Saved entries:
=======
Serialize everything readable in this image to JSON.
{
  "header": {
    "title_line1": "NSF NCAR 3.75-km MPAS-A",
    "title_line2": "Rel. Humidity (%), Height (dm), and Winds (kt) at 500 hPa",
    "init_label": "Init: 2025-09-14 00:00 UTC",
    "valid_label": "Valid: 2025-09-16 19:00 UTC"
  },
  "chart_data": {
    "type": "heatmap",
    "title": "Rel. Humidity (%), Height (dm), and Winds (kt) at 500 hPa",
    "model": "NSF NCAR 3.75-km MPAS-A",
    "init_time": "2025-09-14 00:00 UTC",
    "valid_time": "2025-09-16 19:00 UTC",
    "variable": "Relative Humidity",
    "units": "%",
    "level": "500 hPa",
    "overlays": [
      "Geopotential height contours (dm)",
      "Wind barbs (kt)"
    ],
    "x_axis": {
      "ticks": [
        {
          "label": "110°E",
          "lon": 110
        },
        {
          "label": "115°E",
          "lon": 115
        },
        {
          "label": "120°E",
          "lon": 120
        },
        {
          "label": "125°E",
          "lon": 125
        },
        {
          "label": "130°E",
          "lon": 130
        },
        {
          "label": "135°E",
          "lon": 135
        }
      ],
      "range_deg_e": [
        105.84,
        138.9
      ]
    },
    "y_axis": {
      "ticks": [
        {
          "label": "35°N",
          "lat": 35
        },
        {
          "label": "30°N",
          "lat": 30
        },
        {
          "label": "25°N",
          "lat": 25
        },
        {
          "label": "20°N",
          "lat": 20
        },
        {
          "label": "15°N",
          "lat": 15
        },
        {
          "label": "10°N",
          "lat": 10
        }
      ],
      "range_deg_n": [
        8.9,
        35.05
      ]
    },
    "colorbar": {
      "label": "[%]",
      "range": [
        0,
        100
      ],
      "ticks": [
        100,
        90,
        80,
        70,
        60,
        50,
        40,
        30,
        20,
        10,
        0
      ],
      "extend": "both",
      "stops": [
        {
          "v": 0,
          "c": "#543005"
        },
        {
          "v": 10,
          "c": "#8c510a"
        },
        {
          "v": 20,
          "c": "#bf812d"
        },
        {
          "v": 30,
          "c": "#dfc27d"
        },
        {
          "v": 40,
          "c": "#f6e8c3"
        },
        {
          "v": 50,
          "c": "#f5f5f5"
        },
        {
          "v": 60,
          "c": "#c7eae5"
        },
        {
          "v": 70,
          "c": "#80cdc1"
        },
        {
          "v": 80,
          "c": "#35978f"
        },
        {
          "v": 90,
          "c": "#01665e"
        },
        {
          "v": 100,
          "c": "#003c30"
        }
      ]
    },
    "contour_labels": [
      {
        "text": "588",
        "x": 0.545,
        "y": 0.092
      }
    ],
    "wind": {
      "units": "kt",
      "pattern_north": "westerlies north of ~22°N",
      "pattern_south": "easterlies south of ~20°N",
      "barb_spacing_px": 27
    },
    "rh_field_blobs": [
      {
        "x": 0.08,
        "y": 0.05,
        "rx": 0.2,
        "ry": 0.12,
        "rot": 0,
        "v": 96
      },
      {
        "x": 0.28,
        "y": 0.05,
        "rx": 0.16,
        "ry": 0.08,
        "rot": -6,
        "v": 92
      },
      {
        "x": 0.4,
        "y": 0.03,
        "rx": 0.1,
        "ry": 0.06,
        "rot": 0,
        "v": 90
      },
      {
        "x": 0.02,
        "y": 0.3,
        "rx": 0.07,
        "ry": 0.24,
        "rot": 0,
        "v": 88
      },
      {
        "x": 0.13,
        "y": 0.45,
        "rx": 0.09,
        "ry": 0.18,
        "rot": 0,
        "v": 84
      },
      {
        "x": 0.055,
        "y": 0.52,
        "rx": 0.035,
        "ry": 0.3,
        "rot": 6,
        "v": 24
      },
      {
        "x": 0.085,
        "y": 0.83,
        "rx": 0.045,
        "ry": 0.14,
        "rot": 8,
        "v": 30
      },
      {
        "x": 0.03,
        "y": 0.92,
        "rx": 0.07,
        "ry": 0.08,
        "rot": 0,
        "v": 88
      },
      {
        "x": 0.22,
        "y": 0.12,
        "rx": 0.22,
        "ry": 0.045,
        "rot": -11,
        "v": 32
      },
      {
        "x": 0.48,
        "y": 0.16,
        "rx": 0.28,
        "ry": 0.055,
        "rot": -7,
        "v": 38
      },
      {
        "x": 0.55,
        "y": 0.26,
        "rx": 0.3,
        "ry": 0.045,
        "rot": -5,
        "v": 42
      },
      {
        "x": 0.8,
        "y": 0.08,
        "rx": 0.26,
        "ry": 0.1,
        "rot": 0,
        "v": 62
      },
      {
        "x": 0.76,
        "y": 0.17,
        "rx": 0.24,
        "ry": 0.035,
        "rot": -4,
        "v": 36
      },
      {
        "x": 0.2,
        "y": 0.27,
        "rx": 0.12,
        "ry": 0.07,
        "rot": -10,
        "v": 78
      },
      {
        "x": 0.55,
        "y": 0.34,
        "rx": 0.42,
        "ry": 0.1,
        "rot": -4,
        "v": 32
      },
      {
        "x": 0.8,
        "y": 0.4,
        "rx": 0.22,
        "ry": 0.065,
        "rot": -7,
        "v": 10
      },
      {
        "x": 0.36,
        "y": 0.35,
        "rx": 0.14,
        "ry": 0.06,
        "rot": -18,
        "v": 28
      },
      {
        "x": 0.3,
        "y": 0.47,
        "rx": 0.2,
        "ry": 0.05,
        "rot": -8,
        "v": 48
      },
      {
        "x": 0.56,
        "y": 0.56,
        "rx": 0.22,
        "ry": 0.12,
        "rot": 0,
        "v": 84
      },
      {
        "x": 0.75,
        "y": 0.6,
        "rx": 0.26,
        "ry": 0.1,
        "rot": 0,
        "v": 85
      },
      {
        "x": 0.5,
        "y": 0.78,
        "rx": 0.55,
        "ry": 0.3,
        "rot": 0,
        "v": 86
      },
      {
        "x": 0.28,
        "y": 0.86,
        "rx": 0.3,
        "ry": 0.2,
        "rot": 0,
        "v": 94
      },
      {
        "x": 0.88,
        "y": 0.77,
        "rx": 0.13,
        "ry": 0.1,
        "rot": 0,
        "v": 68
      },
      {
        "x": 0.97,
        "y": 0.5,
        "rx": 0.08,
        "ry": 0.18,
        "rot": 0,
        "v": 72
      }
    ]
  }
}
=======
What you have to do
Copy all of the data exactly.

Exercise solution
Serialize everything readable in this image to JSON.
{
  "header": {
    "title_line1": "NSF NCAR 3.75-km MPAS-A",
    "title_line2": "Rel. Humidity (%), Height (dm), and Winds (kt) at 500 hPa",
    "init_label": "Init: 2025-09-14 00:00 UTC",
    "valid_label": "Valid: 2025-09-16 19:00 UTC"
  },
  "chart_data": {
    "type": "heatmap",
    "title": "Rel. Humidity (%), Height (dm), and Winds (kt) at 500 hPa",
    "model": "NSF NCAR 3.75-km MPAS-A",
    "init_time": "2025-09-14 00:00 UTC",
    "valid_time": "2025-09-16 19:00 UTC",
    "variable": "Relative Humidity",
    "units": "%",
    "level": "500 hPa",
    "overlays": [
      "Geopotential height contours (dm)",
      "Wind barbs (kt)"
    ],
    "x_axis": {
      "ticks": [
        {
          "label": "110°E",
          "lon": 110
        },
        {
          "label": "115°E",
          "lon": 115
        },
        {
          "label": "120°E",
          "lon": 120
        },
        {
          "label": "125°E",
          "lon": 125
        },
        {
          "label": "130°E",
          "lon": 130
        },
        {
          "label": "135°E",
          "lon": 135
        }
      ],
      "range_deg_e": [
        105.84,
        138.9
      ]
    },
    "y_axis": {
      "ticks": [
        {
          "label": "35°N",
          "lat": 35
        },
        {
          "label": "30°N",
          "lat": 30
        },
        {
          "label": "25°N",
          "lat": 25
        },
        {
          "label": "20°N",
          "lat": 20
        },
        {
          "label": "15°N",
          "lat": 15
        },
        {
          "label": "10°N",
          "lat": 10
        }
      ],
      "range_deg_n": [
        8.9,
        35.05
      ]
    },
    "colorbar": {
      "label": "[%]",
      "range": [
        0,
        100
      ],
      "ticks": [
        100,
        90,
        80,
        70,
        60,
        50,
        40,
        30,
        20,
        10,
        0
      ],
      "extend": "both",
      "stops": [
        {
          "v": 0,
          "c": "#543005"
        },
        {
          "v": 10,
          "c": "#8c510a"
        },
        {
          "v": 20,
          "c": "#bf812d"
        },
        {
          "v": 30,
          "c": "#dfc27d"
        },
        {
          "v": 40,
          "c": "#f6e8c3"
        },
        {
          "v": 50,
          "c": "#f5f5f5"
        },
        {
          "v": 60,
          "c": "#c7eae5"
        },
        {
          "v": 70,
          "c": "#80cdc1"
        },
        {
          "v": 80,
          "c": "#35978f"
        },
        {
          "v": 90,
          "c": "#01665e"
        },
        {
          "v": 100,
          "c": "#003c30"
        }
      ]
    },
    "contour_labels": [
      {
        "text": "588",
        "x": 0.545,
        "y": 0.092
      }
    ],
    "wind": {
      "units": "kt",
      "pattern_north": "westerlies north of ~22°N",
      "pattern_south": "easterlies south of ~20°N",
      "barb_spacing_px": 27
    },
    "rh_field_blobs": [
      {
        "x": 0.08,
        "y": 0.05,
        "rx": 0.2,
        "ry": 0.12,
        "rot": 0,
        "v": 96
      },
      {
        "x": 0.28,
        "y": 0.05,
        "rx": 0.16,
        "ry": 0.08,
        "rot": -6,
        "v": 92
      },
      {
        "x": 0.4,
        "y": 0.03,
        "rx": 0.1,
        "ry": 0.06,
        "rot": 0,
        "v": 90
      },
      {
        "x": 0.02,
        "y": 0.3,
        "rx": 0.07,
        "ry": 0.24,
        "rot": 0,
        "v": 88
      },
      {
        "x": 0.13,
        "y": 0.45,
        "rx": 0.09,
        "ry": 0.18,
        "rot": 0,
        "v": 84
      },
      {
        "x": 0.055,
        "y": 0.52,
        "rx": 0.035,
        "ry": 0.3,
        "rot": 6,
        "v": 24
      },
      {
        "x": 0.085,
        "y": 0.83,
        "rx": 0.045,
        "ry": 0.14,
        "rot": 8,
        "v": 30
      },
      {
        "x": 0.03,
        "y": 0.92,
        "rx": 0.07,
        "ry": 0.08,
        "rot": 0,
        "v": 88
      },
      {
        "x": 0.22,
        "y": 0.12,
        "rx": 0.22,
        "ry": 0.045,
        "rot": -11,
        "v": 32
      },
      {
        "x": 0.48,
        "y": 0.16,
        "rx": 0.28,
        "ry": 0.055,
        "rot": -7,
        "v": 38
      },
      {
        "x": 0.55,
        "y": 0.26,
        "rx": 0.3,
        "ry": 0.045,
        "rot": -5,
        "v": 42
      },
      {
        "x": 0.8,
        "y": 0.08,
        "rx": 0.26,
        "ry": 0.1,
        "rot": 0,
        "v": 62
      },
      {
        "x": 0.76,
        "y": 0.17,
        "rx": 0.24,
        "ry": 0.035,
        "rot": -4,
        "v": 36
      },
      {
        "x": 0.2,
        "y": 0.27,
        "rx": 0.12,
        "ry": 0.07,
        "rot": -10,
        "v": 78
      },
      {
        "x": 0.55,
        "y": 0.34,
        "rx": 0.42,
        "ry": 0.1,
        "rot": -4,
        "v": 32
      },
      {
        "x": 0.8,
        "y": 0.4,
        "rx": 0.22,
        "ry": 0.065,
        "rot": -7,
        "v": 10
      },
      {
        "x": 0.36,
        "y": 0.35,
        "rx": 0.14,
        "ry": 0.06,
        "rot": -18,
        "v": 28
      },
      {
        "x": 0.3,
        "y": 0.47,
        "rx": 0.2,
        "ry": 0.05,
        "rot": -8,
        "v": 48
      },
      {
        "x": 0.56,
        "y": 0.56,
        "rx": 0.22,
        "ry": 0.12,
        "rot": 0,
        "v": 84
      },
      {
        "x": 0.75,
        "y": 0.6,
        "rx": 0.26,
        "ry": 0.1,
        "rot": 0,
        "v": 85
      },
      {
        "x": 0.5,
        "y": 0.78,
        "rx": 0.55,
        "ry": 0.3,
        "rot": 0,
        "v": 86
      },
      {
        "x": 0.28,
        "y": 0.86,
        "rx": 0.3,
        "ry": 0.2,
        "rot": 0,
        "v": 94
      },
      {
        "x": 0.88,
        "y": 0.77,
        "rx": 0.13,
        "ry": 0.1,
        "rot": 0,
        "v": 68
      },
      {
        "x": 0.97,
        "y": 0.5,
        "rx": 0.08,
        "ry": 0.18,
        "rot": 0,
        "v": 72
      }
    ]
  }
}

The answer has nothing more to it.